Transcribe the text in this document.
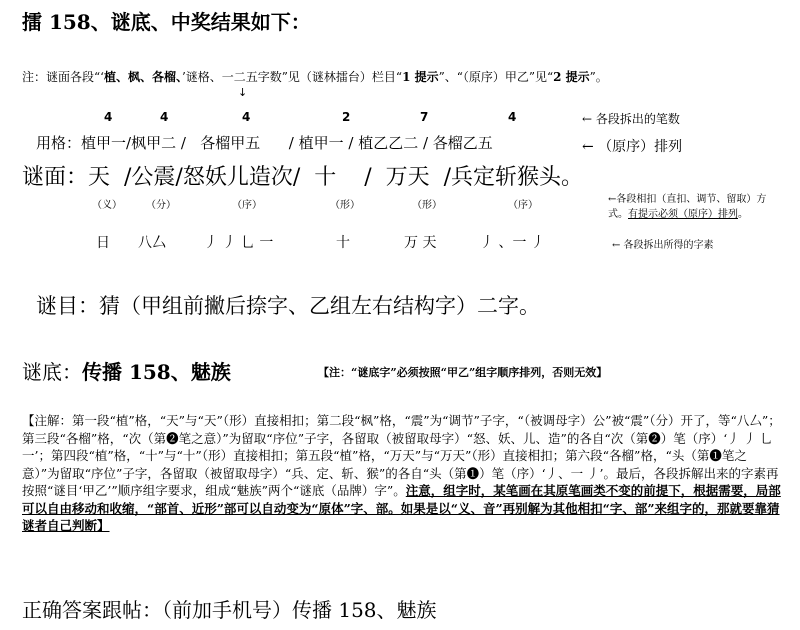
擂 158、谜底、中奖结果如下：
注：谜面各段“‘植、枫、各榴、’谜格、一二五字数”见（谜林擂台）栏目“1 提示”、“（原序）甲乙”见“2 提示”。
↓
4	4	4	2	7	4	← 各段拆出的笔数
用格：植甲一/枫甲二 /   各榴甲五      / 植甲一 / 植乙乙二 / 各榴乙五	← （原序）排列
谜面：天  /公震/怒妖儿造次/  十    /  万天  /兵定斩猴头。
（义） （分）	（序）	（形）	（形）	（序）
←各段相扣（直扣、调节、留取）方
式。有提示必须（原序）排列。
日 八厶	丿 丿 乚 一	十	万 天	丿 、一 丿	← 各段拆出所得的字素
谜目：猜（甲组前撇后捺字、乙组左右结构字）二字。
谜底：传播 158、魅族	【注：“谜底字”必须按照“甲乙”组字顺序排列，否则无效】
【注解：第一段“植”格，“天”与“天”（形）直接相扣；第二段“枫”格，“震”为“调节”子字，“（被调母字）公”被“震”（分）开了，等“八厶”；第三段“各榴”格，“次（第❷笔之意）”为留取“序位”子字，各留取（被留取母字）“怒、妖、儿、造”的各自“次（第❷）笔（序）‘丿 丿 乚 一’；第四段“植”格，“十”与“十”（形）直接相扣；第五段“植”格，“万天”与“万天”（形）直接相扣；第六段“各榴”格，“头（第❶笔之意）”为留取“序位”子字，各留取（被留取母字）“兵、定、斩、猴”的各自“头（第❶）笔（序）‘丿、一 丿’。最后，各段拆解出来的字素再按照“谜目‘甲乙’”顺序组字要求，组成“魅族”两个“谜底（品牌）字”。注意，组字时，某笔画在其原笔画类不变的前提下，根据需要，局部可以自由移动和收缩，“部首、近形”部可以自动变为“原体”字、部。如果是以“义、音”再别解为其他相扣“字、部”来组字的，那就要靠猜谜者自己判断】
正确答案跟帖：（前加手机号）传播 158、魅族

▶ **Requirements**: Print each line of the material above exactly, with the pictures removed from your copy.

▶ **Exercise solution**:
Transcribe the text in this document.
擂 158、谜底、中奖结果如下：
注：谜面各段“‘植、枫、各榴、’谜格、一二五字数”见（谜林擂台）栏目“1 提示”、“（原序）甲乙”见“2 提示”。
↓
4	4	4	2	7	4	← 各段拆出的笔数
用格：植甲一/枫甲二 /   各榴甲五      / 植甲一 / 植乙乙二 / 各榴乙五	← （原序）排列
谜面：天  /公震/怒妖儿造次/  十    /  万天  /兵定斩猴头。
（义） （分）	（序）	（形）	（形）	（序）
←各段相扣（直扣、调节、留取）方
式。有提示必须（原序）排列。
日 八厶	丿 丿 乚 一	十	万 天	丿 、一 丿	← 各段拆出所得的字素
谜目：猜（甲组前撇后捺字、乙组左右结构字）二字。
谜底：传播 158、魅族	【注：“谜底字”必须按照“甲乙”组字顺序排列，否则无效】
【注解：第一段“植”格，“天”与“天”（形）直接相扣；第二段“枫”格，“震”为“调节”子字，“（被调母字）公”被“震”（分）开了，等“八厶”；第三段“各榴”格，“次（第❷笔之意）”为留取“序位”子字，各留取（被留取母字）“怒、妖、儿、造”的各自“次（第❷）笔（序）‘丿 丿 乚 一’；第四段“植”格，“十”与“十”（形）直接相扣；第五段“植”格，“万天”与“万天”（形）直接相扣；第六段“各榴”格，“头（第❶笔之意）”为留取“序位”子字，各留取（被留取母字）“兵、定、斩、猴”的各自“头（第❶）笔（序）‘丿、一 丿’。最后，各段拆解出来的字素再按照“谜目‘甲乙’”顺序组字要求，组成“魅族”两个“谜底（品牌）字”。注意，组字时，某笔画在其原笔画类不变的前提下，根据需要，局部可以自由移动和收缩，“部首、近形”部可以自动变为“原体”字、部。如果是以“义、音”再别解为其他相扣“字、部”来组字的，那就要靠猜谜者自己判断】
正确答案跟帖：（前加手机号）传播 158、魅族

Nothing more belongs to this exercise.